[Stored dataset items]
* start *
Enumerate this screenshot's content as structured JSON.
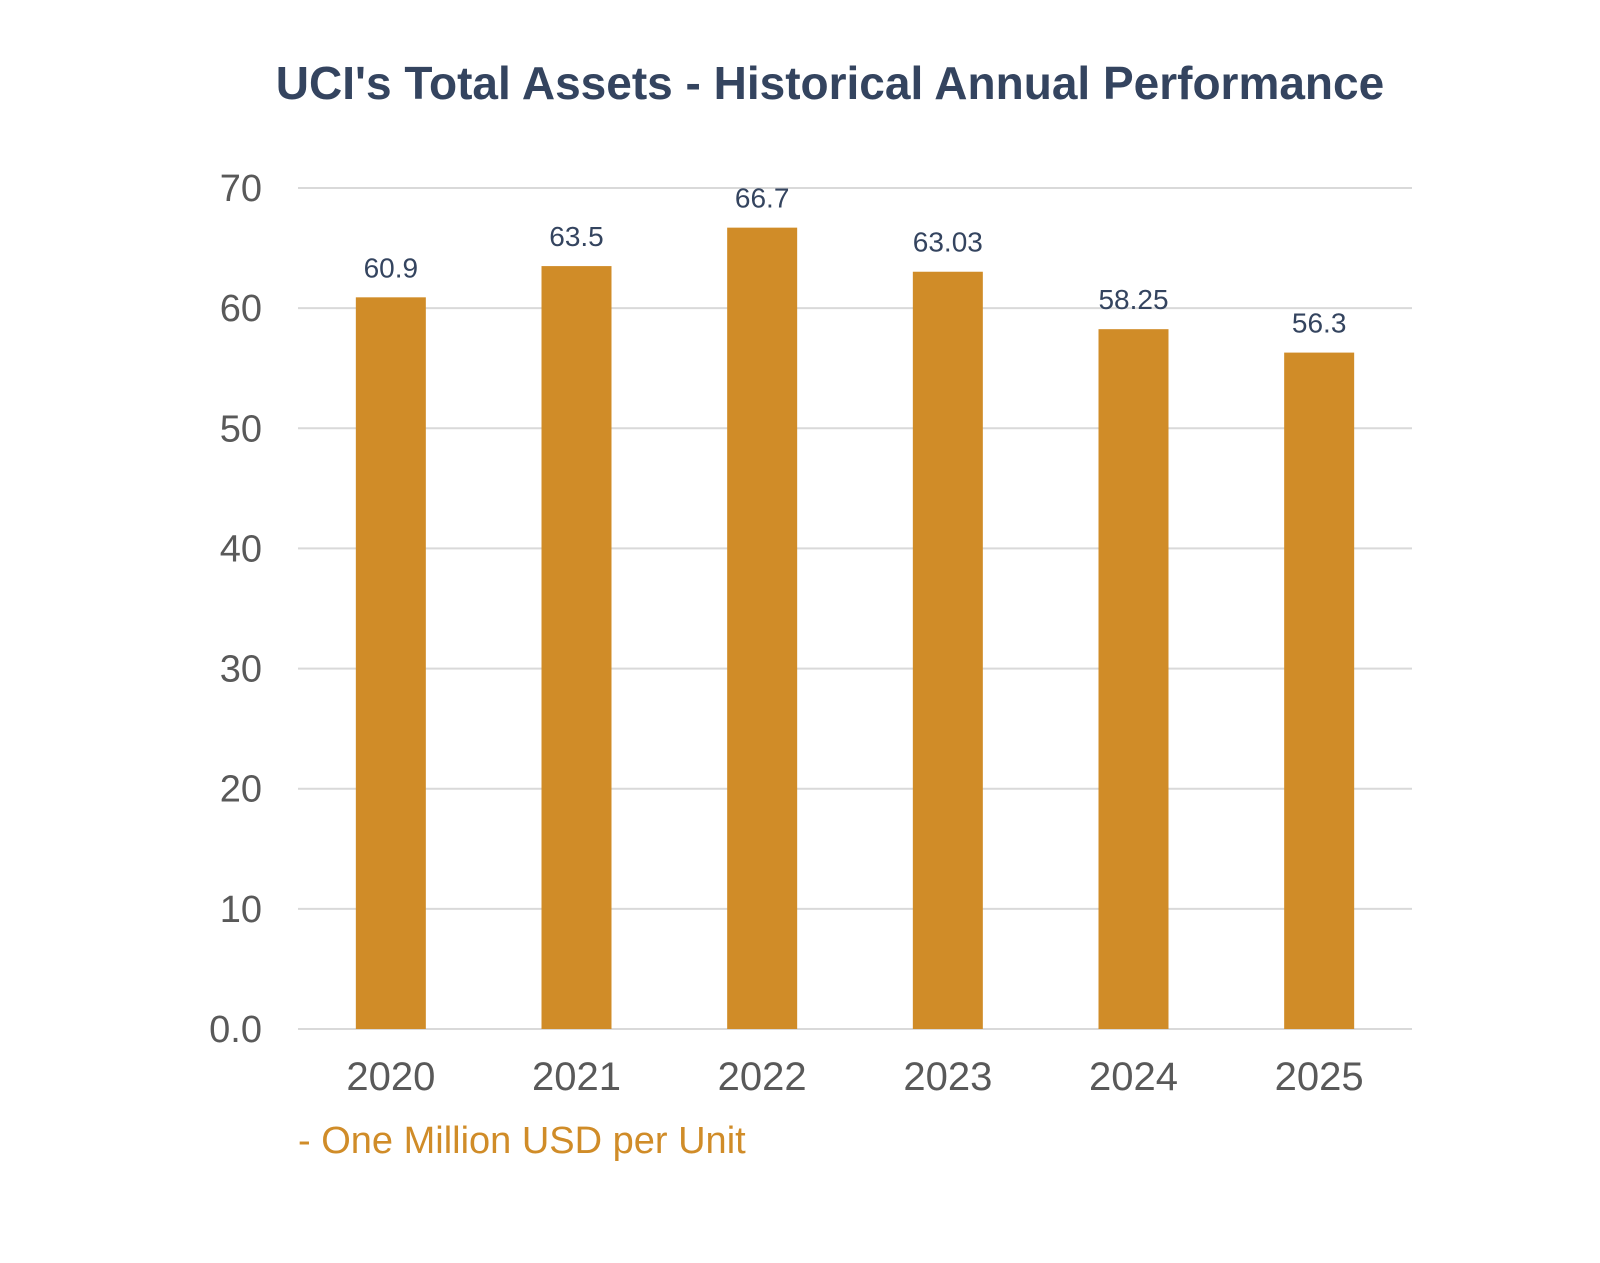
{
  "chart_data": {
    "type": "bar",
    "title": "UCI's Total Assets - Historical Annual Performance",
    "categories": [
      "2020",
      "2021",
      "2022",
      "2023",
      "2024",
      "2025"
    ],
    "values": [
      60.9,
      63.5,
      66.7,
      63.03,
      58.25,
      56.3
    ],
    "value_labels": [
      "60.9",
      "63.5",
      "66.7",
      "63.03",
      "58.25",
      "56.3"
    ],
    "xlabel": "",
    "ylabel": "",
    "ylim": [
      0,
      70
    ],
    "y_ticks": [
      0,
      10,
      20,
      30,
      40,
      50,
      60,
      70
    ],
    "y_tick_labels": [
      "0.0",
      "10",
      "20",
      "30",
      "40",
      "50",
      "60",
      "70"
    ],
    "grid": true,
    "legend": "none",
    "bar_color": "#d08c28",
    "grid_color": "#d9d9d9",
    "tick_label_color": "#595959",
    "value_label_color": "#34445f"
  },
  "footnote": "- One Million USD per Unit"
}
* end *
> [Problem details]: Copy each line in full and exactly, omitting any picture.

> [Solution for this exercise]:
Enumerate this screenshot's content as structured JSON.
{
  "chart_data": {
    "type": "bar",
    "title": "UCI's Total Assets - Historical Annual Performance",
    "categories": [
      "2020",
      "2021",
      "2022",
      "2023",
      "2024",
      "2025"
    ],
    "values": [
      60.9,
      63.5,
      66.7,
      63.03,
      58.25,
      56.3
    ],
    "value_labels": [
      "60.9",
      "63.5",
      "66.7",
      "63.03",
      "58.25",
      "56.3"
    ],
    "xlabel": "",
    "ylabel": "",
    "ylim": [
      0,
      70
    ],
    "y_ticks": [
      0,
      10,
      20,
      30,
      40,
      50,
      60,
      70
    ],
    "y_tick_labels": [
      "0.0",
      "10",
      "20",
      "30",
      "40",
      "50",
      "60",
      "70"
    ],
    "grid": true,
    "legend": "none",
    "bar_color": "#d08c28",
    "grid_color": "#d9d9d9",
    "tick_label_color": "#595959",
    "value_label_color": "#34445f"
  },
  "footnote": "- One Million USD per Unit"
}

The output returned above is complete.